The complete listing should be restated exactly.
+-------+
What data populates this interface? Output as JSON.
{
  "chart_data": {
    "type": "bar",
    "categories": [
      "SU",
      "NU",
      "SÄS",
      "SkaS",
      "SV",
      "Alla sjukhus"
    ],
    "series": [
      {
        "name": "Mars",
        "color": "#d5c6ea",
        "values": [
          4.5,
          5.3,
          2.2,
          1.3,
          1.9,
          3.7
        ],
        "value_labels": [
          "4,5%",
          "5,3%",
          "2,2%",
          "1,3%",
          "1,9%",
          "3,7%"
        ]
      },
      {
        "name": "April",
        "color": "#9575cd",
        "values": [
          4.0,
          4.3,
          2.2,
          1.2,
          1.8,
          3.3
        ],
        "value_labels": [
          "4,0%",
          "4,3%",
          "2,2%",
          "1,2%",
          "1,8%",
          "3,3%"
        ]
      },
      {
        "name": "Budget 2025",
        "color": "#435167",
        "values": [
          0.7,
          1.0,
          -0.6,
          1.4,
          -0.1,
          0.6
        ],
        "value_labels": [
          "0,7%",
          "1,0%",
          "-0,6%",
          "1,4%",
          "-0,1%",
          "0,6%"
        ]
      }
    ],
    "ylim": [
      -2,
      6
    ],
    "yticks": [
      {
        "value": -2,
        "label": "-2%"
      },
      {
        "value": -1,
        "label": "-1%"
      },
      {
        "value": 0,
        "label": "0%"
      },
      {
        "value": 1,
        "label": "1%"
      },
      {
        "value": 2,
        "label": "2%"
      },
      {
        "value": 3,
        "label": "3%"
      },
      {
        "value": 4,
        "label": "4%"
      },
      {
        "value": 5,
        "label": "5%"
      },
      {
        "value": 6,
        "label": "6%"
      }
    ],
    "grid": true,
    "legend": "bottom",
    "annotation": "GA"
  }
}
+-------+
### Task response
What data populates this interface? Output as JSON.
{
  "chart_data": {
    "type": "bar",
    "categories": [
      "SU",
      "NU",
      "SÄS",
      "SkaS",
      "SV",
      "Alla sjukhus"
    ],
    "series": [
      {
        "name": "Mars",
        "color": "#d5c6ea",
        "values": [
          4.5,
          5.3,
          2.2,
          1.3,
          1.9,
          3.7
        ],
        "value_labels": [
          "4,5%",
          "5,3%",
          "2,2%",
          "1,3%",
          "1,9%",
          "3,7%"
        ]
      },
      {
        "name": "April",
        "color": "#9575cd",
        "values": [
          4.0,
          4.3,
          2.2,
          1.2,
          1.8,
          3.3
        ],
        "value_labels": [
          "4,0%",
          "4,3%",
          "2,2%",
          "1,2%",
          "1,8%",
          "3,3%"
        ]
      },
      {
        "name": "Budget 2025",
        "color": "#435167",
        "values": [
          0.7,
          1.0,
          -0.6,
          1.4,
          -0.1,
          0.6
        ],
        "value_labels": [
          "0,7%",
          "1,0%",
          "-0,6%",
          "1,4%",
          "-0,1%",
          "0,6%"
        ]
      }
    ],
    "ylim": [
      -2,
      6
    ],
    "yticks": [
      {
        "value": -2,
        "label": "-2%"
      },
      {
        "value": -1,
        "label": "-1%"
      },
      {
        "value": 0,
        "label": "0%"
      },
      {
        "value": 1,
        "label": "1%"
      },
      {
        "value": 2,
        "label": "2%"
      },
      {
        "value": 3,
        "label": "3%"
      },
      {
        "value": 4,
        "label": "4%"
      },
      {
        "value": 5,
        "label": "5%"
      },
      {
        "value": 6,
        "label": "6%"
      }
    ],
    "grid": true,
    "legend": "bottom",
    "annotation": "GA"
  }
}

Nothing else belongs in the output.